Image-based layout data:
▽
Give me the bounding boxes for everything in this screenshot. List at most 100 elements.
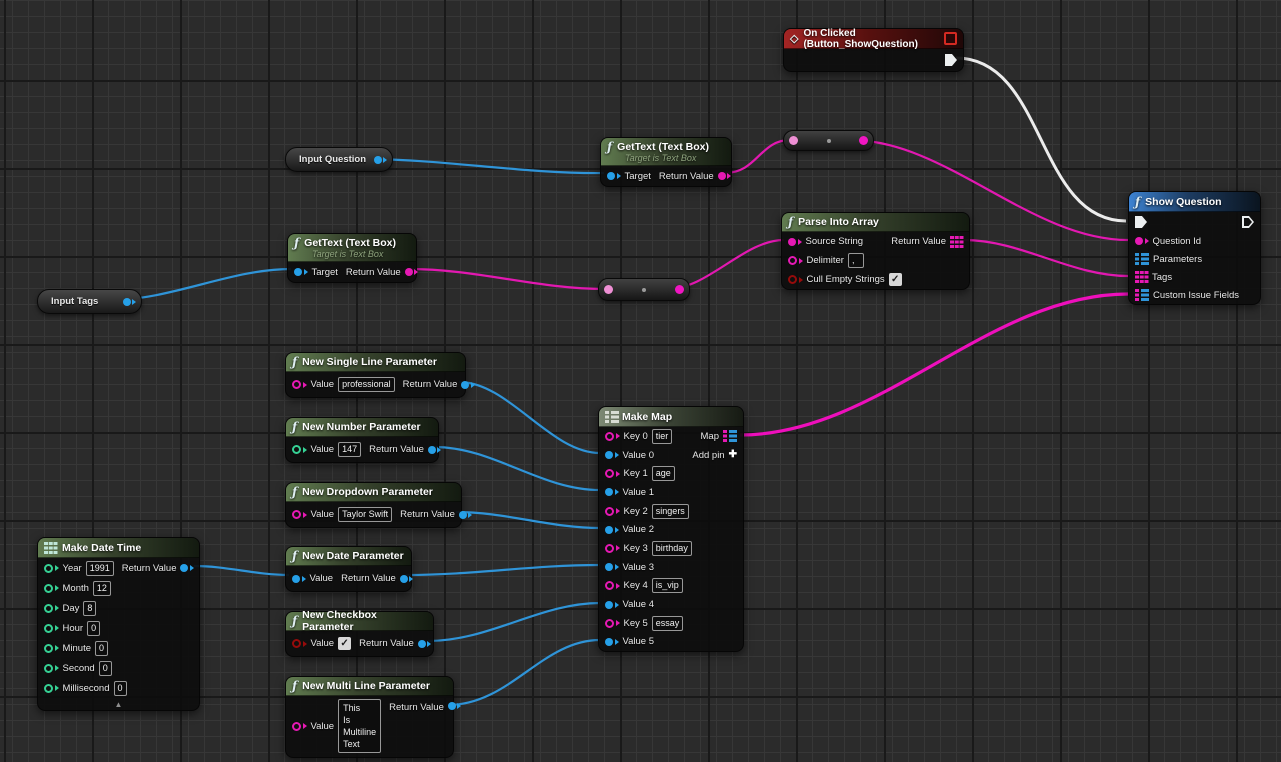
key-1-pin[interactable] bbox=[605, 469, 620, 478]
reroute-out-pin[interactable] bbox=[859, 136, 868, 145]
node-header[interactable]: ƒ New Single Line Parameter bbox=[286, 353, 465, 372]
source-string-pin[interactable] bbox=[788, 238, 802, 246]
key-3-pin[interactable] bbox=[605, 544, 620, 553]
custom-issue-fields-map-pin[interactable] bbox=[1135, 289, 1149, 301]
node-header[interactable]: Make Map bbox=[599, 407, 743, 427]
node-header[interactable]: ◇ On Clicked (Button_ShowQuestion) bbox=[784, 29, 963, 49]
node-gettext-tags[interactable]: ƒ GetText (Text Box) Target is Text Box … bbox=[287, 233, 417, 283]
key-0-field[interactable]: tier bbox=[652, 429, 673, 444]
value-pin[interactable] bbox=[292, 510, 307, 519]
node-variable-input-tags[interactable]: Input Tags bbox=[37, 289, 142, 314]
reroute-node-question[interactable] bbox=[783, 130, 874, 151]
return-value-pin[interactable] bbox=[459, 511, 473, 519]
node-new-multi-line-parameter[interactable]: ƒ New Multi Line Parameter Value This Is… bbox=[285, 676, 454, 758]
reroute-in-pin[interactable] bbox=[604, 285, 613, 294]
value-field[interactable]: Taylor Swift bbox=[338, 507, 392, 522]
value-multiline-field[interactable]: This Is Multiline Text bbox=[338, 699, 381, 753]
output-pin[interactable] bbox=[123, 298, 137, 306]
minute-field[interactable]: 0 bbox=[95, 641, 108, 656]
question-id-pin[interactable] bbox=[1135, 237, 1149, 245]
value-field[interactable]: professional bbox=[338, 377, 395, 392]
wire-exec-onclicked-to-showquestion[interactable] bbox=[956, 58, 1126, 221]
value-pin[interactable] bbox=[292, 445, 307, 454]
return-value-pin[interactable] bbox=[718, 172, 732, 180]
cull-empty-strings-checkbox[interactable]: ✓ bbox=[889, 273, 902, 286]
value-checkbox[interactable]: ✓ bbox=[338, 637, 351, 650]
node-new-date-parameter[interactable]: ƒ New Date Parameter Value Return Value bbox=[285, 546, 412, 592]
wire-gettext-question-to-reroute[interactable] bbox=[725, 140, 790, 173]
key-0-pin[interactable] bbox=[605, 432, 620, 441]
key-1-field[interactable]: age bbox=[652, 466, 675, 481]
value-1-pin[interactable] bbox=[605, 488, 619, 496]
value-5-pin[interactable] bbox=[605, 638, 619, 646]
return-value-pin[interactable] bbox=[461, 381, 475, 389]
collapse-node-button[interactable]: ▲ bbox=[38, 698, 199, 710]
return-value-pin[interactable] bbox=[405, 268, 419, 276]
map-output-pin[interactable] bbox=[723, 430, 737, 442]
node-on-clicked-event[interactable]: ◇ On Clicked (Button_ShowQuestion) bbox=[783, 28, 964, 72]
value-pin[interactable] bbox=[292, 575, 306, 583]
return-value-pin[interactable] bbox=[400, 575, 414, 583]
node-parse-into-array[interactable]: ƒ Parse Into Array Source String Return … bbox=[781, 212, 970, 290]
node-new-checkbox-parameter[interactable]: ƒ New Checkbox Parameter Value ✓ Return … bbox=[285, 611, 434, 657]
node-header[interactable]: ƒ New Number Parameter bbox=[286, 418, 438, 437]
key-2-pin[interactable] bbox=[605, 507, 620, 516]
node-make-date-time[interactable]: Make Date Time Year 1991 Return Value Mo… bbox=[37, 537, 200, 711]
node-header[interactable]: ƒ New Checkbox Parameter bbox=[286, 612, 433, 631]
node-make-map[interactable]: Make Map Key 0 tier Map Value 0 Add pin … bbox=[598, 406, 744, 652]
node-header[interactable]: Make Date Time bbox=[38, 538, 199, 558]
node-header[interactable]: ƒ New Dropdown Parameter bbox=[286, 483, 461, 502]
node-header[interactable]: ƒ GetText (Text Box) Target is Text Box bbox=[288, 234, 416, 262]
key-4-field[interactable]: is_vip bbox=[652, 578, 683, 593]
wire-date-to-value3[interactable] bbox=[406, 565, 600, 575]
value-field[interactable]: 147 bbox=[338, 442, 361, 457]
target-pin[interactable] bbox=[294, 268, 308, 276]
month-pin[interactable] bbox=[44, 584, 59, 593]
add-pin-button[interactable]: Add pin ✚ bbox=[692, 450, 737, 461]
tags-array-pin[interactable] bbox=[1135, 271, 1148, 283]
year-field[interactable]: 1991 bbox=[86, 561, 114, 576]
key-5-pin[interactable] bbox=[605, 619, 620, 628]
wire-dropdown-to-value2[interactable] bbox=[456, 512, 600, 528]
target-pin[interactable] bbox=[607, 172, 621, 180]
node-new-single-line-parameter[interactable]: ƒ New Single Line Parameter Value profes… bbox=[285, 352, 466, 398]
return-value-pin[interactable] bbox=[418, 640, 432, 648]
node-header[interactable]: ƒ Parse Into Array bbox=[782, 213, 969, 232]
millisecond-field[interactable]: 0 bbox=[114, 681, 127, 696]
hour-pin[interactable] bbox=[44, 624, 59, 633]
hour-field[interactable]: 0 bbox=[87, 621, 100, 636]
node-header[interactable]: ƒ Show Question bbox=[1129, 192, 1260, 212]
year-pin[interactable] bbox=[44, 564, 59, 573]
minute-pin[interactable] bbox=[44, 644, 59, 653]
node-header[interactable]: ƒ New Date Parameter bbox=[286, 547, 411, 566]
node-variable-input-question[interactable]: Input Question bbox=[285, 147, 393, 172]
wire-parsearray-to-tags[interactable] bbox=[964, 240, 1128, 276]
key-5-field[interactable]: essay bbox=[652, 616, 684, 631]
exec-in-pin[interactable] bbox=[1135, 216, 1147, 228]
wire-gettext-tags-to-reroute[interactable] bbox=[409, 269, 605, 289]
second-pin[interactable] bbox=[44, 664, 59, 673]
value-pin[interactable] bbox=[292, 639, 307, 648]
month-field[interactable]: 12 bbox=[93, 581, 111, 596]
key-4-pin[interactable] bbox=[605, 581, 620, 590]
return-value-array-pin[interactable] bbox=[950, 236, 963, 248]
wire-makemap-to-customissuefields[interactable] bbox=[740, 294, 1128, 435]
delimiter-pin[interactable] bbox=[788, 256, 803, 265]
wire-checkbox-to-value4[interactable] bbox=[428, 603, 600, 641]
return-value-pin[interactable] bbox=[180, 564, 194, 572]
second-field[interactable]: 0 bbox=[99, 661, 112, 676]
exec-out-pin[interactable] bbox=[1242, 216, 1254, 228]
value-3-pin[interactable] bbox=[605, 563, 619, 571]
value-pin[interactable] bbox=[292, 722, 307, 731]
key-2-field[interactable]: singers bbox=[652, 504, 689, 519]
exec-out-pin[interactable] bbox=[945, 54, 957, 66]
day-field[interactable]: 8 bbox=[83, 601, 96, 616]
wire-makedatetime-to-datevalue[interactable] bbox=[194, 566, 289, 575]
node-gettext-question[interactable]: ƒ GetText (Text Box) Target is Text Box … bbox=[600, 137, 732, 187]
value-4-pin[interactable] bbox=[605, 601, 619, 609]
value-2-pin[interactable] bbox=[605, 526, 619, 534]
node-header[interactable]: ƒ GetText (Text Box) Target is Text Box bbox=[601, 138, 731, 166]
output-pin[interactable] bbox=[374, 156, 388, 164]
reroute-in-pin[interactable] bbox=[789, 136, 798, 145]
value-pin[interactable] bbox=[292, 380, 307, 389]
△
▽
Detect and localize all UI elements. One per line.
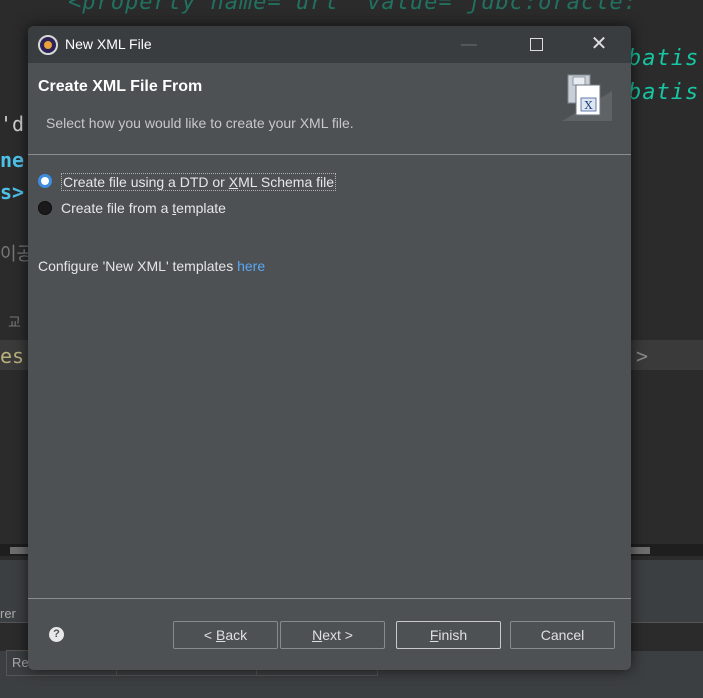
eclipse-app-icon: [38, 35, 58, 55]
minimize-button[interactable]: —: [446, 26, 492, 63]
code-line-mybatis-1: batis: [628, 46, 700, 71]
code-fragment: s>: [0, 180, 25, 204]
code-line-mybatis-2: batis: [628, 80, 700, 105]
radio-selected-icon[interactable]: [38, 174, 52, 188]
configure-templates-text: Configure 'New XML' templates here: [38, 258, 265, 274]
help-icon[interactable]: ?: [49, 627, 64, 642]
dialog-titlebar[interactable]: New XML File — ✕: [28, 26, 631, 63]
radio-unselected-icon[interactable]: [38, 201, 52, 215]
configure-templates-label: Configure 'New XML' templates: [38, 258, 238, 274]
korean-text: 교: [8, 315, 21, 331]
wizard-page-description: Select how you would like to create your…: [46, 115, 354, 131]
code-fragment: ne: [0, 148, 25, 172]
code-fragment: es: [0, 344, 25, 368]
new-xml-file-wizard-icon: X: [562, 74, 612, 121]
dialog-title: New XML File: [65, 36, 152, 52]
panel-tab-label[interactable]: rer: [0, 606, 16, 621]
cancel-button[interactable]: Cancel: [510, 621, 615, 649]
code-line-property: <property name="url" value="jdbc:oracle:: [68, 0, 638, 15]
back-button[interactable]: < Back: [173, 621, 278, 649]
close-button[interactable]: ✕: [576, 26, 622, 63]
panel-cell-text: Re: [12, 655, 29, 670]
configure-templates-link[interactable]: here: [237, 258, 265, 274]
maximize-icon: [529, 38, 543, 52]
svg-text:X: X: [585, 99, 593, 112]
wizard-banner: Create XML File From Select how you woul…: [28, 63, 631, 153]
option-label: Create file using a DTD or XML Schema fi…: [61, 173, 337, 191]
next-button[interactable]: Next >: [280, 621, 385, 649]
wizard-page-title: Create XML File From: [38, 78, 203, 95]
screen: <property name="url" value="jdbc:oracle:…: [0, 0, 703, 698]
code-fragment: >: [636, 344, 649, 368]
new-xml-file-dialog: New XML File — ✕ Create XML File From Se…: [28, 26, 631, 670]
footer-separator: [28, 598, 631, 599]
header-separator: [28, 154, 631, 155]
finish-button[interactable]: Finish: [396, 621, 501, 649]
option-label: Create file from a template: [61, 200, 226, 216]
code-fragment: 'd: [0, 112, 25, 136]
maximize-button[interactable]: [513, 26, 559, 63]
△
**What you have to do**
Can you express the part of the data that opens with the line containing "key-1-pin[interactable] bbox=[605, 469, 620, 478]" and closes with the line containing "value-pin[interactable] bbox=[292, 510, 307, 519]", both lines included, as a numbered list that leaves out blank lines?

**Written solution**
1. key-1-pin[interactable] bbox=[605, 469, 620, 478]
2. reroute-out-pin[interactable] bbox=[859, 136, 868, 145]
3. node-header[interactable]: ƒ New Single Line Parameter bbox=[286, 353, 465, 372]
4. source-string-pin[interactable] bbox=[788, 238, 802, 246]
5. key-3-pin[interactable] bbox=[605, 544, 620, 553]
6. custom-issue-fields-map-pin[interactable] bbox=[1135, 289, 1149, 301]
7. node-header[interactable]: Make Map bbox=[599, 407, 743, 427]
8. node-header[interactable]: ◇ On Clicked (Button_ShowQuestion) bbox=[784, 29, 963, 49]
9. node-gettext-tags[interactable]: ƒ GetText (Text Box) Target is Text Box … bbox=[287, 233, 417, 283]
10. key-0-field[interactable]: tier bbox=[652, 429, 673, 444]
11. value-pin[interactable] bbox=[292, 510, 307, 519]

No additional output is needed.